=== Provided information ===

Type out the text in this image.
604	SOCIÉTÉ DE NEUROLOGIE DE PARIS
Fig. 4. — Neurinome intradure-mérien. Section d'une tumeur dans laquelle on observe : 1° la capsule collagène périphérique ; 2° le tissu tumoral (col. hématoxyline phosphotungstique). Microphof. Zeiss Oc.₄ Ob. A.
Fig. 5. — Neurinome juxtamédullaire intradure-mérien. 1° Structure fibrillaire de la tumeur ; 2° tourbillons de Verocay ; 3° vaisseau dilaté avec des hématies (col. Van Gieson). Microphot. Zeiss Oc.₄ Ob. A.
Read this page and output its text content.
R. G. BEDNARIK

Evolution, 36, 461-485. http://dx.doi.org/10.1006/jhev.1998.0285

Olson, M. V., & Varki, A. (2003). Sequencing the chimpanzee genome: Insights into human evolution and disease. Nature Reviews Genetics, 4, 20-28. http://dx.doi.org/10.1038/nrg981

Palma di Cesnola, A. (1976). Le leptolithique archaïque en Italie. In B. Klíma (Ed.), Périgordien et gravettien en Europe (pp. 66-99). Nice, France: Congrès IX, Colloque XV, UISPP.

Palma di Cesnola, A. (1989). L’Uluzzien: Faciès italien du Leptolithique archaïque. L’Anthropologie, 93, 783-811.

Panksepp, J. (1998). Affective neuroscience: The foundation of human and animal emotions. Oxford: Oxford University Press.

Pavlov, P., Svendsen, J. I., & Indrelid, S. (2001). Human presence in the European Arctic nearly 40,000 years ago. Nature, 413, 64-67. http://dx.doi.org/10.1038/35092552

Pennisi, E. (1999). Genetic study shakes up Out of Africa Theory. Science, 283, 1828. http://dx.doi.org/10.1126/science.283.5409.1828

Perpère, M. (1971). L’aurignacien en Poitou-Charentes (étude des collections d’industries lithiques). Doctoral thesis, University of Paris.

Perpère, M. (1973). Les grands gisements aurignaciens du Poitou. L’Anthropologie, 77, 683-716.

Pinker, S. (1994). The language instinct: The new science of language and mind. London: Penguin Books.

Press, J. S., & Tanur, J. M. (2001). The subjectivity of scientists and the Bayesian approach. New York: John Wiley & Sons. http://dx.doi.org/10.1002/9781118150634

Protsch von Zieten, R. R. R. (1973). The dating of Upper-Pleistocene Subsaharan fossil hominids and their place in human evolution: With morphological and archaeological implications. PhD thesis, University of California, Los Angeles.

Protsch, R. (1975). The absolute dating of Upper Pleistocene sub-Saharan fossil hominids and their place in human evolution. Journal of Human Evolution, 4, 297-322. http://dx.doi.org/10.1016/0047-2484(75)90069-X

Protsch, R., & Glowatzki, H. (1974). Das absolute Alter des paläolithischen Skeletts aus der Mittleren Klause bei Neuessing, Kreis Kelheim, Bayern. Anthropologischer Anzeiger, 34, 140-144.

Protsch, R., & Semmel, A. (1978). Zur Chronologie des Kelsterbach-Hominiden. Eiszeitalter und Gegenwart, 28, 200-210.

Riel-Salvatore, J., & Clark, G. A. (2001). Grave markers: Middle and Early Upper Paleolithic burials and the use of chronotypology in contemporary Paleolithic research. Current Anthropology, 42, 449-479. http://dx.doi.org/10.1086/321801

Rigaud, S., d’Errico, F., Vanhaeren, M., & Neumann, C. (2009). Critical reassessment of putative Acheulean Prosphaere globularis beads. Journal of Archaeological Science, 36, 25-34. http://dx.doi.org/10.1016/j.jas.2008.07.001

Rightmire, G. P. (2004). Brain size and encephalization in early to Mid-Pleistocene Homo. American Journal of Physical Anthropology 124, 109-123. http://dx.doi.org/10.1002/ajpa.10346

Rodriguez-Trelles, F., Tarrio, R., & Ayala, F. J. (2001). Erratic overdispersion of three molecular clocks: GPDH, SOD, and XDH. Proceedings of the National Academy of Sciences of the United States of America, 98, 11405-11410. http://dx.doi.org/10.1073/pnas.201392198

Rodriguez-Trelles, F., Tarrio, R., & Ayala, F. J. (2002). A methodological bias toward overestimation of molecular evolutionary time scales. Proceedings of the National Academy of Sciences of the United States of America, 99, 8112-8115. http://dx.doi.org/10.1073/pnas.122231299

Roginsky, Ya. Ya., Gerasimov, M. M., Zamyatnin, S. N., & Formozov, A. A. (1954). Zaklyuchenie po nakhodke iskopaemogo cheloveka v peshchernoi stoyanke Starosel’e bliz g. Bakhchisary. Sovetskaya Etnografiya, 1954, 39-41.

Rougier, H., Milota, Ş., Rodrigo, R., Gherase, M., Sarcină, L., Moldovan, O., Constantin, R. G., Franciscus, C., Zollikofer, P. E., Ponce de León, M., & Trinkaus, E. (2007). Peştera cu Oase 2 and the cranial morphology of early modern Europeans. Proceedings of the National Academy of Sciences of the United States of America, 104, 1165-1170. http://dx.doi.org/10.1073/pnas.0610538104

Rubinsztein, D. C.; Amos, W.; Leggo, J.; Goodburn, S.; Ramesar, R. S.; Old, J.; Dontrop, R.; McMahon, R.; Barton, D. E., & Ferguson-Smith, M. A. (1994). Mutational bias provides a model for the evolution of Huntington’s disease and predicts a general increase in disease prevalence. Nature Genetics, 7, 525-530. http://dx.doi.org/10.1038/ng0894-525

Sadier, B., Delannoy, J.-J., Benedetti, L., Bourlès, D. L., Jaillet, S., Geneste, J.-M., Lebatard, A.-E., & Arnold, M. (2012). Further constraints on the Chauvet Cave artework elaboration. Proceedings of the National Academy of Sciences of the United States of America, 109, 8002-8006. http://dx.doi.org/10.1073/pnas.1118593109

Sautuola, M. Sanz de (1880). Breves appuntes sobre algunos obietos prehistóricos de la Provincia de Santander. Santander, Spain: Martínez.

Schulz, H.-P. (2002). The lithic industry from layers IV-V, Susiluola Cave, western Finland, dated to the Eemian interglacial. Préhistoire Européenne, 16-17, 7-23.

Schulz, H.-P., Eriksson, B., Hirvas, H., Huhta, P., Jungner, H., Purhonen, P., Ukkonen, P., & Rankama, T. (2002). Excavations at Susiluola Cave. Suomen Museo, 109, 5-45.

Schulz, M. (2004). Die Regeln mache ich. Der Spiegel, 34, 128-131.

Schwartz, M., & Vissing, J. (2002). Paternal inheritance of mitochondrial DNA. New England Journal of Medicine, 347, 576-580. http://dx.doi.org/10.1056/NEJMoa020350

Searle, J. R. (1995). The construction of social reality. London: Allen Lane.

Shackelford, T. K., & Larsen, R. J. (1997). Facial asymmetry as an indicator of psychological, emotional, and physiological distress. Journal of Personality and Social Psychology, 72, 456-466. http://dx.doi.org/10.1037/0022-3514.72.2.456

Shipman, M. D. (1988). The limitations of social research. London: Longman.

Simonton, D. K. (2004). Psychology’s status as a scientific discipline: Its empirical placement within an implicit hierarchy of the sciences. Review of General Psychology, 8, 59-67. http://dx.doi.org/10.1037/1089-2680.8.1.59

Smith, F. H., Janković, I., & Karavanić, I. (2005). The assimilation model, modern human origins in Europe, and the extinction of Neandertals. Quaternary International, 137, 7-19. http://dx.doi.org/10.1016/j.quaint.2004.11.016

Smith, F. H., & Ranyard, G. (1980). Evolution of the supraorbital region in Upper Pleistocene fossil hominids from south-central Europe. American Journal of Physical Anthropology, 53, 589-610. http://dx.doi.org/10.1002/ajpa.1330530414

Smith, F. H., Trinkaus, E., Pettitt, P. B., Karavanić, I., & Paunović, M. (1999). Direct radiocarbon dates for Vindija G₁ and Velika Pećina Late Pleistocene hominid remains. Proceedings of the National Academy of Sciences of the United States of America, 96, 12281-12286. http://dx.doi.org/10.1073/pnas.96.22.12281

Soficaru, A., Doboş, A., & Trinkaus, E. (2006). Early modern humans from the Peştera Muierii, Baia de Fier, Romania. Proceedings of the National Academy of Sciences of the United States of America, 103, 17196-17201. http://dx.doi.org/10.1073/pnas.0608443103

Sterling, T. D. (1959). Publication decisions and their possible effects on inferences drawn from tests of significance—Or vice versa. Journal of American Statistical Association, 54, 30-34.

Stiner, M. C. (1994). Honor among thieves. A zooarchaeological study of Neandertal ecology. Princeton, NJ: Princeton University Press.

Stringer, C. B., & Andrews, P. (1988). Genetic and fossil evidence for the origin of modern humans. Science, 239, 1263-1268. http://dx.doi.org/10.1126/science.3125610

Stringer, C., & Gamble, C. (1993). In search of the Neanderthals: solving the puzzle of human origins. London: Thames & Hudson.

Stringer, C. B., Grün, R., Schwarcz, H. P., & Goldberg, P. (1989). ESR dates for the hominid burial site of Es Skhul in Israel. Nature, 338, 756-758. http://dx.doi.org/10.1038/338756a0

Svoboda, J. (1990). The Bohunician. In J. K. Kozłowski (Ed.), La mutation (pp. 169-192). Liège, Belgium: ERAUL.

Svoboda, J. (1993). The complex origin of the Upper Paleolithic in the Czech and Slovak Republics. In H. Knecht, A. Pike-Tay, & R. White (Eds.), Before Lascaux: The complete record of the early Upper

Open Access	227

===

### Requirement
Answer with one number: how many lines of the entries above include the word "Ayala".

### Final answer
2